**Rows:**
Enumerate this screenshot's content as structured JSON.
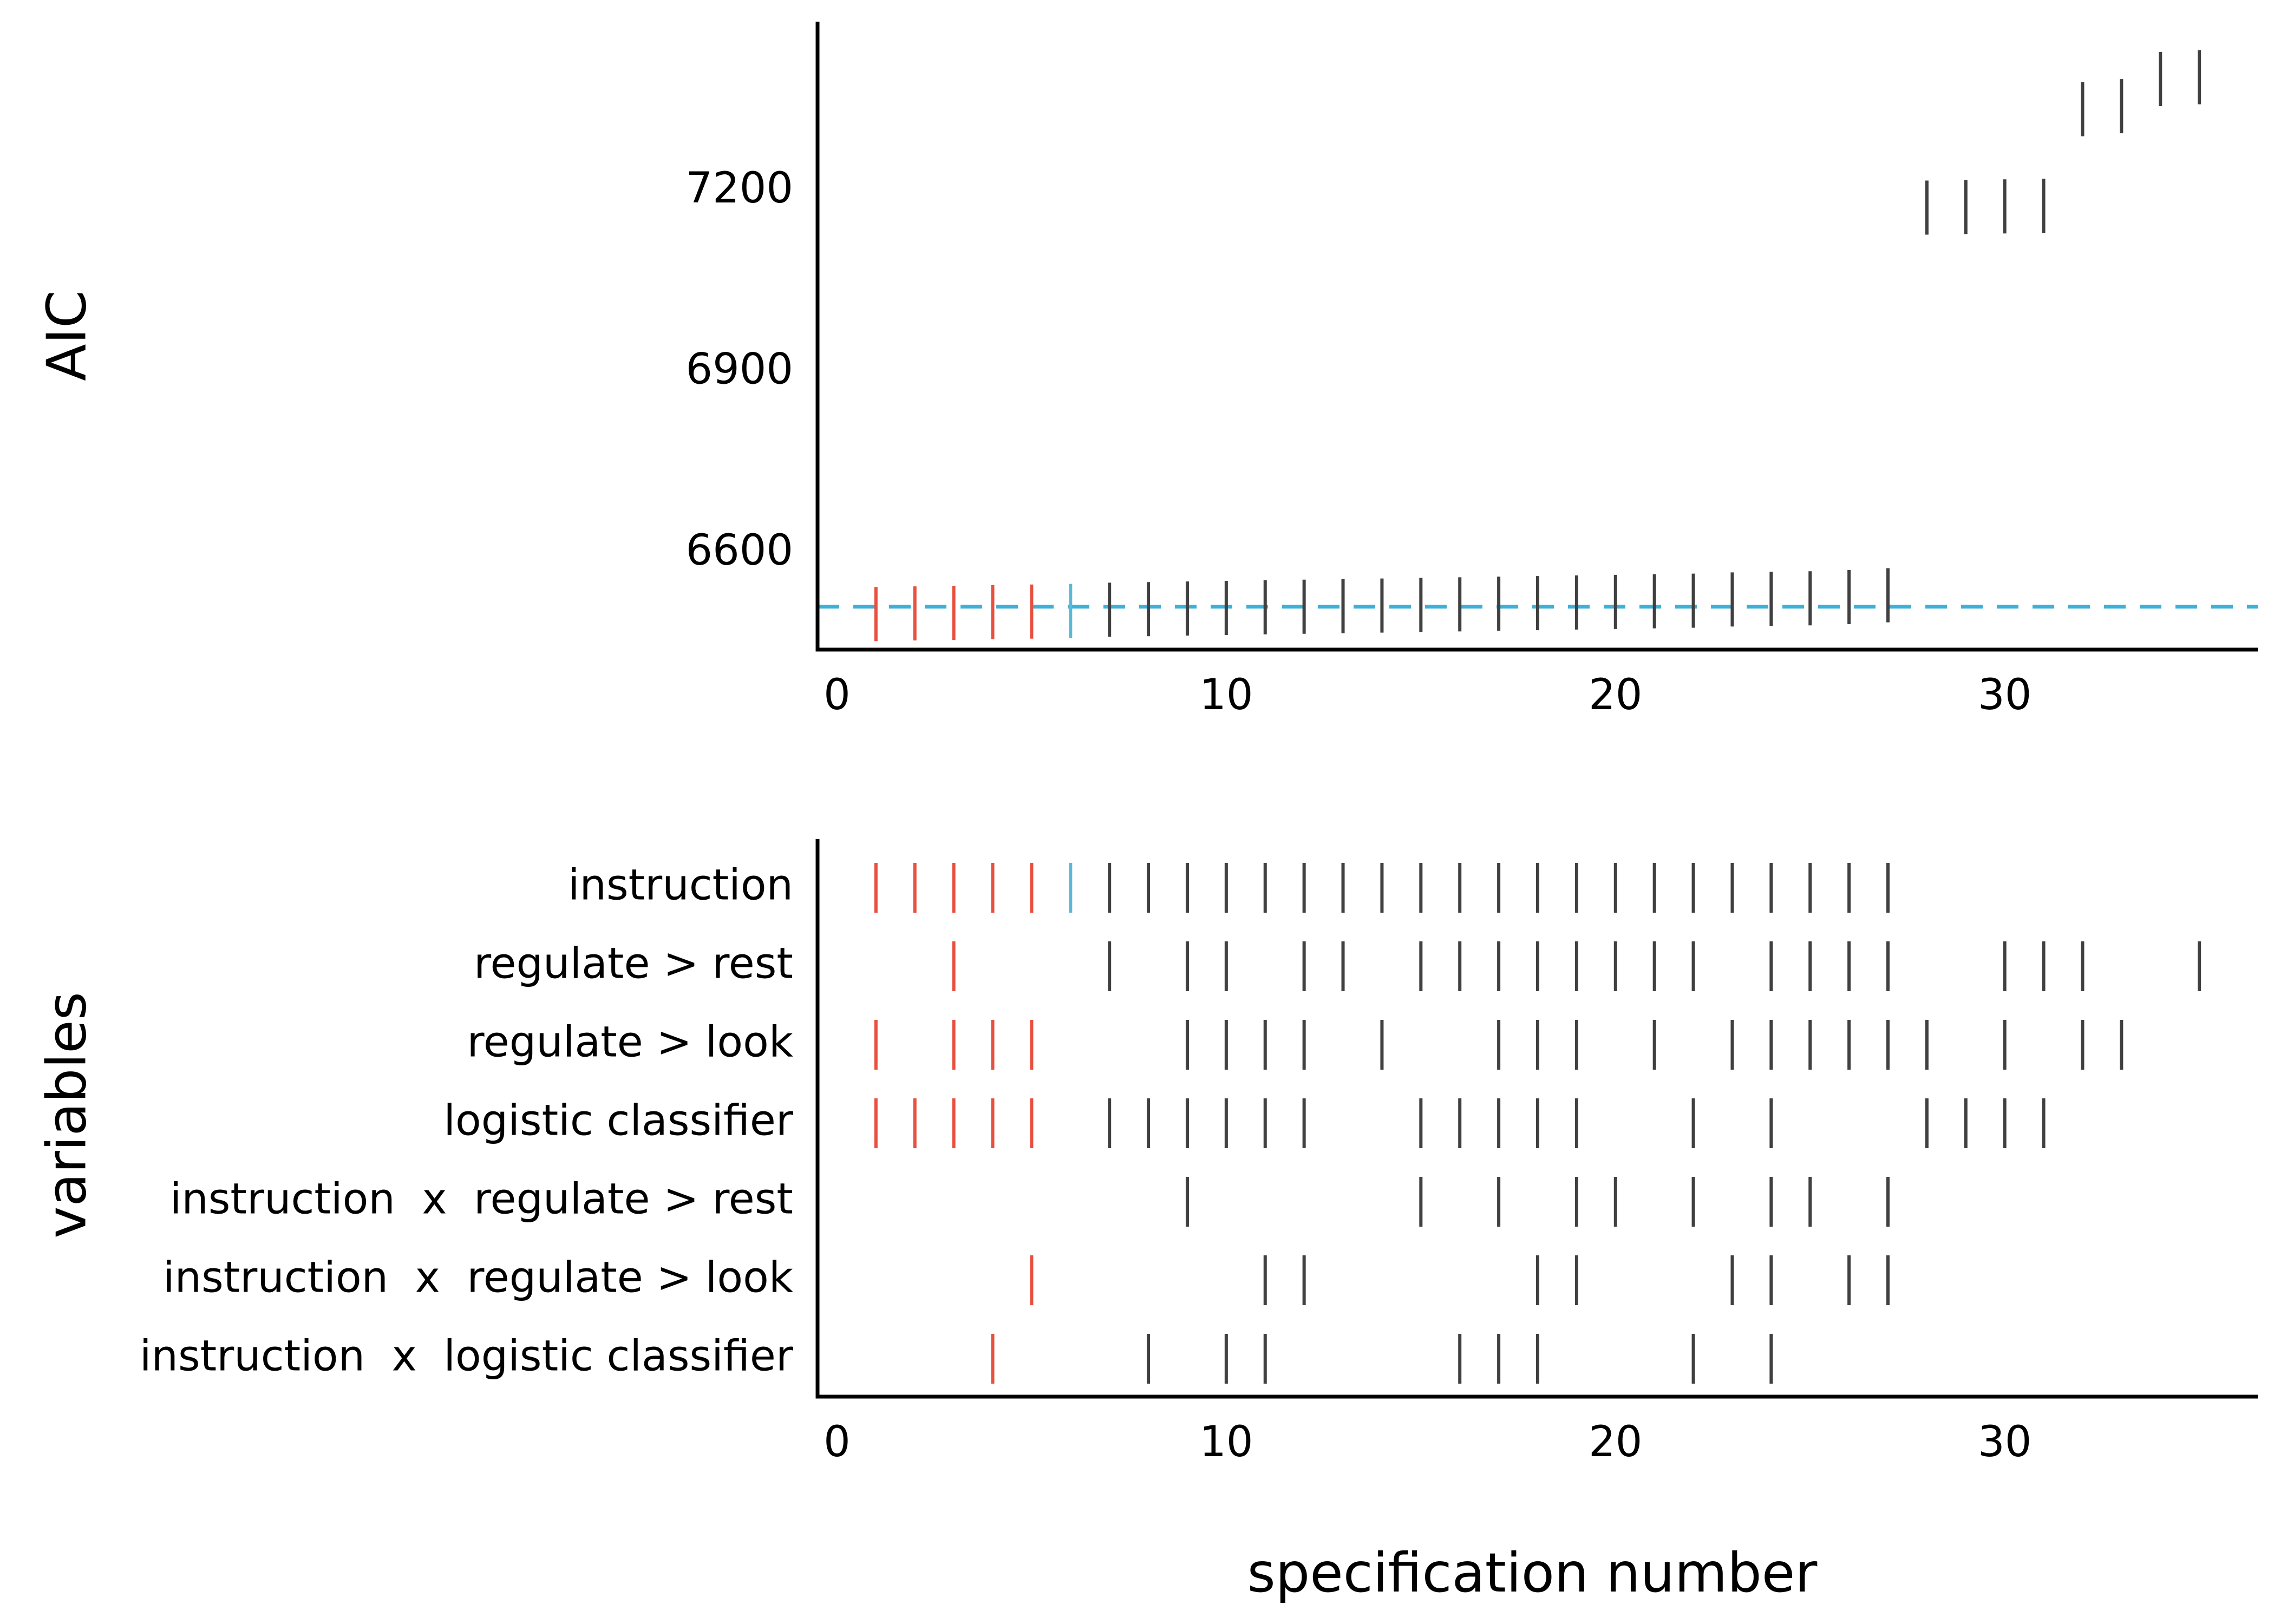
{
  "colors": {
    "highlight_red": "#e8503f",
    "highlight_blue": "#5ab9d6",
    "mark_default": "#404040",
    "reference_line": "#3db0d8"
  },
  "chart_data": [
    {
      "type": "scatter",
      "marker": "vertical-line",
      "title": "",
      "xlabel": "",
      "ylabel": "AIC",
      "xlim": [
        -0.5,
        36.5
      ],
      "ylim": [
        6440,
        7480
      ],
      "xticks": [
        "0",
        "10",
        "20",
        "30"
      ],
      "yticks": [
        "6600",
        "6900",
        "7200"
      ],
      "grid": false,
      "reference_line": {
        "y": 6511,
        "style": "dashed",
        "color": "#3db0d8"
      },
      "x": [
        1,
        2,
        3,
        4,
        5,
        6,
        7,
        8,
        9,
        10,
        11,
        12,
        13,
        14,
        15,
        16,
        17,
        18,
        19,
        20,
        21,
        22,
        23,
        24,
        25,
        26,
        27,
        28,
        29,
        30,
        31,
        32,
        33,
        34,
        35
      ],
      "y": [
        6499,
        6500,
        6501,
        6502,
        6503,
        6504,
        6506,
        6507,
        6508,
        6509,
        6510,
        6511,
        6512,
        6513,
        6514,
        6515,
        6516,
        6517,
        6518,
        6519,
        6520,
        6521,
        6523,
        6524,
        6525,
        6527,
        6530,
        7172,
        7173,
        7174,
        7175,
        7335,
        7340,
        7385,
        7388
      ],
      "point_colors": [
        "red",
        "red",
        "red",
        "red",
        "red",
        "blue",
        "default",
        "default",
        "default",
        "default",
        "default",
        "default",
        "default",
        "default",
        "default",
        "default",
        "default",
        "default",
        "default",
        "default",
        "default",
        "default",
        "default",
        "default",
        "default",
        "default",
        "default",
        "default",
        "default",
        "default",
        "default",
        "default",
        "default",
        "default",
        "default"
      ]
    },
    {
      "type": "scatter",
      "marker": "vertical-line",
      "title": "",
      "xlabel": "specification number",
      "ylabel": "variables",
      "xlim": [
        -0.5,
        36.5
      ],
      "xticks": [
        "0",
        "10",
        "20",
        "30"
      ],
      "grid": false,
      "categories": [
        "instruction",
        "regulate > rest",
        "regulate > look",
        "logistic classifier",
        "instruction  x  regulate > rest",
        "instruction  x  regulate > look",
        "instruction  x  logistic classifier"
      ],
      "rows": [
        [
          1,
          2,
          3,
          4,
          5,
          6,
          7,
          8,
          9,
          10,
          11,
          12,
          13,
          14,
          15,
          16,
          17,
          18,
          19,
          20,
          21,
          22,
          23,
          24,
          25,
          26,
          27
        ],
        [
          3,
          7,
          9,
          10,
          12,
          13,
          15,
          16,
          17,
          18,
          19,
          20,
          21,
          22,
          24,
          25,
          26,
          27,
          30,
          31,
          32,
          35
        ],
        [
          1,
          3,
          4,
          5,
          9,
          10,
          11,
          12,
          14,
          17,
          18,
          19,
          21,
          23,
          24,
          25,
          26,
          27,
          28,
          30,
          32,
          33
        ],
        [
          1,
          2,
          3,
          4,
          5,
          7,
          8,
          9,
          10,
          11,
          12,
          15,
          16,
          17,
          18,
          19,
          22,
          24,
          28,
          29,
          30,
          31
        ],
        [
          9,
          15,
          17,
          19,
          20,
          22,
          24,
          25,
          27
        ],
        [
          5,
          11,
          12,
          18,
          19,
          23,
          24,
          26,
          27
        ],
        [
          4,
          8,
          10,
          11,
          16,
          17,
          18,
          22,
          24
        ]
      ],
      "red_specs": [
        1,
        2,
        3,
        4,
        5
      ],
      "blue_specs": [
        6
      ]
    }
  ]
}
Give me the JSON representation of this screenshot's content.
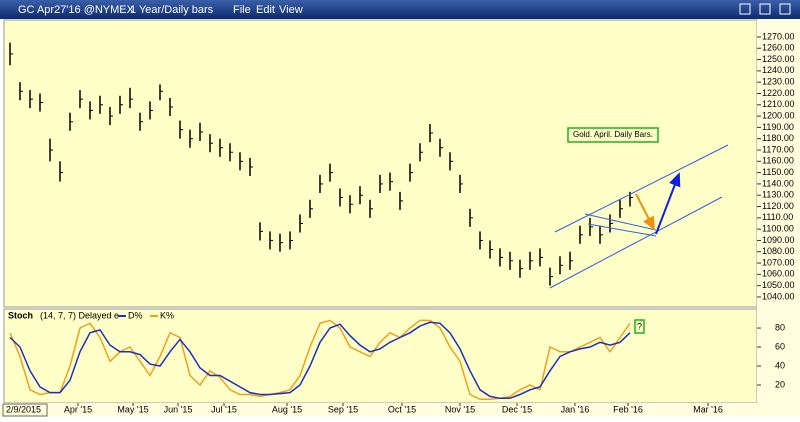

**Problem statement:** Collect, from the material above, every line containing the word "classifier".

**Task answer:**
        "logistic classifier",
        "instruction  x  logistic classifier"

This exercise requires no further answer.